Exercise goal: Lines that hold the word "cart" should be located and copied.

#### Records for the exercise ####

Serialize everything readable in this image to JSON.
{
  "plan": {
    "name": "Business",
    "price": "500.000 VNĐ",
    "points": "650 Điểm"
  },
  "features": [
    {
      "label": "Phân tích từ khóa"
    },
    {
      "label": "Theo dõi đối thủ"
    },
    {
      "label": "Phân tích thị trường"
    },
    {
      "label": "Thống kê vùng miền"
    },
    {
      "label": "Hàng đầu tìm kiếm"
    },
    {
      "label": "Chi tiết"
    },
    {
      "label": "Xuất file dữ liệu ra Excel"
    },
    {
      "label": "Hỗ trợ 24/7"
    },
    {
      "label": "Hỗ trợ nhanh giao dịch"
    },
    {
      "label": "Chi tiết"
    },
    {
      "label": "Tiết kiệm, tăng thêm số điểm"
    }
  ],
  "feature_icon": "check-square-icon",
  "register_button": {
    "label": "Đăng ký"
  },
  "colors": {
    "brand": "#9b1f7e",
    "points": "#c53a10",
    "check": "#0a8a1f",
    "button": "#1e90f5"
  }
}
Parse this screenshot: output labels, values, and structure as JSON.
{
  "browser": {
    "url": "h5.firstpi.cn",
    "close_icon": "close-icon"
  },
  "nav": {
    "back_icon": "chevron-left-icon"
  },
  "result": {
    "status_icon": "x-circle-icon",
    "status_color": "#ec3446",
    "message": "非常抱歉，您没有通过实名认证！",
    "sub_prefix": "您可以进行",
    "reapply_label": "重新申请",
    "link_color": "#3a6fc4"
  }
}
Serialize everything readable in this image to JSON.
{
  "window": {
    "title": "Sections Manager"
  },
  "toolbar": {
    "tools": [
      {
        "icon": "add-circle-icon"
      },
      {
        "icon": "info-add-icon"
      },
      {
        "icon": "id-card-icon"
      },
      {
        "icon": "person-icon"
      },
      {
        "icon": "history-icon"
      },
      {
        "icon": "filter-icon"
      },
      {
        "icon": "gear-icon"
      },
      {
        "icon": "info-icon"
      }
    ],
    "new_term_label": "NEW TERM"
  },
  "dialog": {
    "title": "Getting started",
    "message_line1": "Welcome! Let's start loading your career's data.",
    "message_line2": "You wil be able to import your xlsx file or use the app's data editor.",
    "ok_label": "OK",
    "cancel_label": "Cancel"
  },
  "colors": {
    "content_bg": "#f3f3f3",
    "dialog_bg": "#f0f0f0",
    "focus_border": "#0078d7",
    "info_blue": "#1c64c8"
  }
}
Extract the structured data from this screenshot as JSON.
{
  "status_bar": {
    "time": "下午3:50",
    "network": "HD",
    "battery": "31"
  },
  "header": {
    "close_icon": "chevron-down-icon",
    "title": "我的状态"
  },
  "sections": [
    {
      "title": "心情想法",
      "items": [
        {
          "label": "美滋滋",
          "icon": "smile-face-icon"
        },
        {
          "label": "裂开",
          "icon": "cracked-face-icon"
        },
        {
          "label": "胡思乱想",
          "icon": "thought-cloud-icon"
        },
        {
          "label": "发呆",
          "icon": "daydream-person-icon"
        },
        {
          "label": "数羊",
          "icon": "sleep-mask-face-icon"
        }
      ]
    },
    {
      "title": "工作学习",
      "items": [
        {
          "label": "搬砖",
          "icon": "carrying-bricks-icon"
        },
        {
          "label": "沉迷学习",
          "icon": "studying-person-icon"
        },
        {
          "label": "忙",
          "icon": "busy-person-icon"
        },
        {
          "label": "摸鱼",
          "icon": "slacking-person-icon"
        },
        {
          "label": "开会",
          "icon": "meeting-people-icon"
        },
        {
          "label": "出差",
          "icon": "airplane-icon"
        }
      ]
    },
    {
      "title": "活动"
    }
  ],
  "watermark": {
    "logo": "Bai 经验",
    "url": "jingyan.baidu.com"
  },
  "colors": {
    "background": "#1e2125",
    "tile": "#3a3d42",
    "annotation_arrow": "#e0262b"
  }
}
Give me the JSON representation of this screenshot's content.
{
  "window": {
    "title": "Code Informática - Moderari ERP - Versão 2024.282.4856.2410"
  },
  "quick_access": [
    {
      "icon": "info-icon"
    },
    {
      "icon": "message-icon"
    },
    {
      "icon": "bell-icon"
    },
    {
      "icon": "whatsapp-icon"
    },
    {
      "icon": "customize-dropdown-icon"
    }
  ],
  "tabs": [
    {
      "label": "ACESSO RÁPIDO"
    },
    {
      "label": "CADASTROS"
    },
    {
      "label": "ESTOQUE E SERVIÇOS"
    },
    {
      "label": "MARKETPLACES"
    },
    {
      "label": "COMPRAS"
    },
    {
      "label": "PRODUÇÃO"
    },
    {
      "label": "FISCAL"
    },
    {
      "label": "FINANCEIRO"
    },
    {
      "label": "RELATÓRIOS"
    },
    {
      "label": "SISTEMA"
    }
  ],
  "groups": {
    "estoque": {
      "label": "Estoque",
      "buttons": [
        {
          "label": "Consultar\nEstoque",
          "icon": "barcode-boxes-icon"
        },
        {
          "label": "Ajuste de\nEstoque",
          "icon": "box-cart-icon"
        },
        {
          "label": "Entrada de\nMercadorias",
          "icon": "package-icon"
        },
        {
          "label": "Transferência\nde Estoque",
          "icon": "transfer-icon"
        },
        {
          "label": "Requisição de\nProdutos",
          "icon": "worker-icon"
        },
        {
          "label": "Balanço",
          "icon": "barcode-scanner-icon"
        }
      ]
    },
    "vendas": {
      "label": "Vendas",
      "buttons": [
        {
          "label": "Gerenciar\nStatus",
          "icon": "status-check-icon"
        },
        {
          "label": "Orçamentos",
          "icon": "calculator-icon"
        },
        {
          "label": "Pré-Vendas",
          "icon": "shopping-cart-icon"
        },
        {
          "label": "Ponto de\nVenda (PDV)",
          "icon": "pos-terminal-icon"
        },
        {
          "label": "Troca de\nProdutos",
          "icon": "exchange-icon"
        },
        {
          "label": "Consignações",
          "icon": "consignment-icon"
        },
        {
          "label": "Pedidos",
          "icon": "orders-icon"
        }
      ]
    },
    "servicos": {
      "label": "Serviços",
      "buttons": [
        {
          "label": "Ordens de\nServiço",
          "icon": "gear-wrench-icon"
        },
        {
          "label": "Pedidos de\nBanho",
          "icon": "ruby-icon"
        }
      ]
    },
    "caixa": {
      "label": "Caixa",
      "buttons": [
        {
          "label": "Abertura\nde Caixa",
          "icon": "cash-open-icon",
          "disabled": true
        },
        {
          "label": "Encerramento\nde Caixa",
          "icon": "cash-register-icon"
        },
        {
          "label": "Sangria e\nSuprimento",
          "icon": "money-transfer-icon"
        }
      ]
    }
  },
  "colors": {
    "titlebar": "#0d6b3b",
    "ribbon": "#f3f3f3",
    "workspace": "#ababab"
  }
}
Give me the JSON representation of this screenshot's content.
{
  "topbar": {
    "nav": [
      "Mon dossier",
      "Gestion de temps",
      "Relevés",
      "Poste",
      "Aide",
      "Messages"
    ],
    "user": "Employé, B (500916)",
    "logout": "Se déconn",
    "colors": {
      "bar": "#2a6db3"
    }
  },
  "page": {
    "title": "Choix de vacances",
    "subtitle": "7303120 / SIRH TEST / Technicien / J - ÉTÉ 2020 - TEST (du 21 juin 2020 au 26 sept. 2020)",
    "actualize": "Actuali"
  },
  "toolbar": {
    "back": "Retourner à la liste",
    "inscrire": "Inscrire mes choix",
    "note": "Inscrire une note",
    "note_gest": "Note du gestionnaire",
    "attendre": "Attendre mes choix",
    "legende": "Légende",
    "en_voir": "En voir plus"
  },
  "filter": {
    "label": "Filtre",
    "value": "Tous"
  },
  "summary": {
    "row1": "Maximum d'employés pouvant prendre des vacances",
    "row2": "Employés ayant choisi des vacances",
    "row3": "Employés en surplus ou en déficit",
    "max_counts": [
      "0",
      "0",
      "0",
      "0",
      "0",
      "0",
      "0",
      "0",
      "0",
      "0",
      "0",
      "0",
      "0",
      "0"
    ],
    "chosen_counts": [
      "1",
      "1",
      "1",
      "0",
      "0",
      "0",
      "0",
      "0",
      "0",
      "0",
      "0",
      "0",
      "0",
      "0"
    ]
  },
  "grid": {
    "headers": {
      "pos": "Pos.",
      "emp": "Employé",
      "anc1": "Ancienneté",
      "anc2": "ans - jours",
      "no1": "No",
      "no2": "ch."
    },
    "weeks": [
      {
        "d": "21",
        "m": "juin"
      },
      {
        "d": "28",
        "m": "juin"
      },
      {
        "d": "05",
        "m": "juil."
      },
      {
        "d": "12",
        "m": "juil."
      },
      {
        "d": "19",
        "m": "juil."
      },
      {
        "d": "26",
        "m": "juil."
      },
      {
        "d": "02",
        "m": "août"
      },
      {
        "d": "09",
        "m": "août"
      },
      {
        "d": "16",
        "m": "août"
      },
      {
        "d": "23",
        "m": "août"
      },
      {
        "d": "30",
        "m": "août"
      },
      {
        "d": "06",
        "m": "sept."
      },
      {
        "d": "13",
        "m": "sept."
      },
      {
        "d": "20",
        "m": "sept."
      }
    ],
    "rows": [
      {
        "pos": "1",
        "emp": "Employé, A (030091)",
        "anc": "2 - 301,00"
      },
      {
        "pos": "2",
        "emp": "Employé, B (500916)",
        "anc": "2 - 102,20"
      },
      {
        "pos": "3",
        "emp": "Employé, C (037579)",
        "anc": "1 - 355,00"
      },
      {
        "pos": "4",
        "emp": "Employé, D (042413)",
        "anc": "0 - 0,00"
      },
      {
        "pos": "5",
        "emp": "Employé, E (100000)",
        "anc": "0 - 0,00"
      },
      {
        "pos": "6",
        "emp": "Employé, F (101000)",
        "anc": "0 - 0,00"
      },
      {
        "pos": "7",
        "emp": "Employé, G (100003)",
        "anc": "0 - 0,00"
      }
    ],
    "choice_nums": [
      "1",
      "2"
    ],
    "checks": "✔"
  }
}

####

Task answer:
          "icon": "box-cart-icon"
          "icon": "shopping-cart-icon"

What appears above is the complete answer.